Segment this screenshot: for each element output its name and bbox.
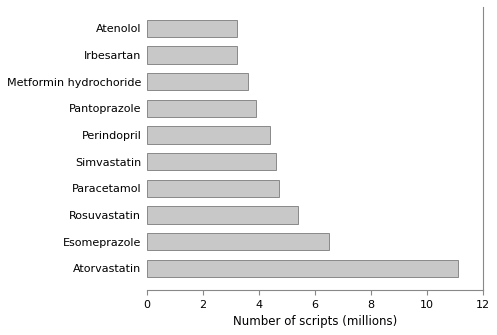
X-axis label: Number of scripts (millions): Number of scripts (millions) xyxy=(233,315,397,328)
Bar xyxy=(147,260,458,277)
Bar xyxy=(147,20,237,37)
Bar xyxy=(147,206,298,224)
Bar xyxy=(147,100,256,117)
Bar xyxy=(147,73,248,90)
Bar xyxy=(147,233,329,250)
Bar xyxy=(147,47,237,64)
Bar xyxy=(147,126,270,144)
Bar xyxy=(147,153,276,170)
Bar xyxy=(147,180,278,197)
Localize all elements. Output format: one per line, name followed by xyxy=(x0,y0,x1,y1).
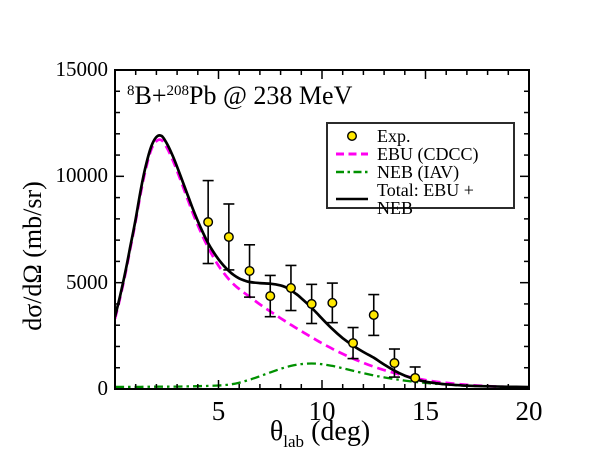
x-tick-label: 5 xyxy=(211,396,226,426)
x-axis-label: θlab (deg) xyxy=(240,416,400,452)
legend-label: NEB (IAV) xyxy=(377,162,460,182)
legend: Exp. EBU (CDCC) NEB (IAV) Total: EBU + N… xyxy=(326,122,515,217)
exp-marker xyxy=(265,291,276,302)
curves xyxy=(114,133,530,389)
legend-label: Total: EBU + NEB xyxy=(377,180,474,218)
exp-marker xyxy=(285,282,296,293)
plot-frame xyxy=(114,69,530,390)
plot-title: 8B+208Pb @ 238 MeV xyxy=(127,81,352,111)
x-tick-label: 20 xyxy=(515,396,543,426)
exp-marker-swatch-icon xyxy=(346,130,358,142)
legend-item-exp: Exp. xyxy=(334,127,507,145)
x-tick-label: 10 xyxy=(308,396,336,426)
axis-ticks xyxy=(115,69,530,390)
exp-points xyxy=(202,179,421,390)
solid-line-swatch-icon xyxy=(336,197,368,201)
dashdot-line-swatch-icon xyxy=(336,170,368,174)
title-rest: Pb @ 238 MeV xyxy=(189,81,353,110)
legend-label: EBU (CDCC) xyxy=(377,144,479,164)
exp-marker xyxy=(368,309,379,320)
lab-subscript: lab xyxy=(283,432,305,451)
x-axis-label-rest: (deg) xyxy=(304,416,371,447)
exp-marker xyxy=(348,338,359,349)
legend-item-total: Total: EBU + NEB xyxy=(334,181,507,217)
y-tick-label: 15000 xyxy=(55,57,109,81)
curve-neb xyxy=(114,362,530,389)
exp-marker xyxy=(327,297,338,308)
curve-total xyxy=(114,133,530,389)
exp-marker xyxy=(306,298,317,309)
y-tick-label: 0 xyxy=(97,376,109,400)
y-axis-label: dσ/dΩ (mb/sr) xyxy=(18,181,47,331)
theta-symbol: θ xyxy=(269,416,284,447)
dashed-line-swatch-icon xyxy=(336,152,368,156)
legend-item-ebu: EBU (CDCC) xyxy=(334,145,507,163)
exp-marker xyxy=(389,358,400,369)
exp-marker xyxy=(244,265,255,276)
x-tick-label: 15 xyxy=(412,396,439,426)
title-superscript-208: 208 xyxy=(166,83,190,99)
title-mid: B+ xyxy=(134,81,167,110)
exp-marker xyxy=(410,372,421,383)
legend-label: Exp. xyxy=(377,126,411,146)
y-tick-label: 10000 xyxy=(55,163,109,188)
exp-marker xyxy=(223,231,234,242)
legend-item-neb: NEB (IAV) xyxy=(334,163,507,181)
title-superscript-8: 8 xyxy=(127,83,135,99)
exp-marker xyxy=(203,217,214,228)
y-tick-label: 5000 xyxy=(66,269,108,294)
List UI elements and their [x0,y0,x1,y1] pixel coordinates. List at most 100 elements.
+ + +
__Objective__
Convert the lines above into a Markdown table with the columns Row and Text, starting with the very first line and going on through the line containing "Localize all elements.". Number each row, omit blank lines, and leave the pictures out.

__Task solution__
| Row | Text |
|---|---|
| 1 | Segment this screenshot: for each element output its name and bbox. |
| 2 | X-axis label: Number of scripts (millions): Number of scripts (millions) xyxy=(233,315,397,328) |
| 3 | Bar xyxy=(147,260,458,277) |
| 4 | Bar xyxy=(147,20,237,37) |
| 5 | Bar xyxy=(147,206,298,224) |
| 6 | Bar xyxy=(147,100,256,117) |
| 7 | Bar xyxy=(147,73,248,90) |
| 8 | Bar xyxy=(147,233,329,250) |
| 9 | Bar xyxy=(147,47,237,64) |
| 10 | Bar xyxy=(147,126,270,144) |
| 11 | Bar xyxy=(147,153,276,170) |
| 12 | Bar xyxy=(147,180,278,197) |
| 13 | Localize all elements. Output format: one per line, name followed by xyxy=(x0,y0,x1,y1). |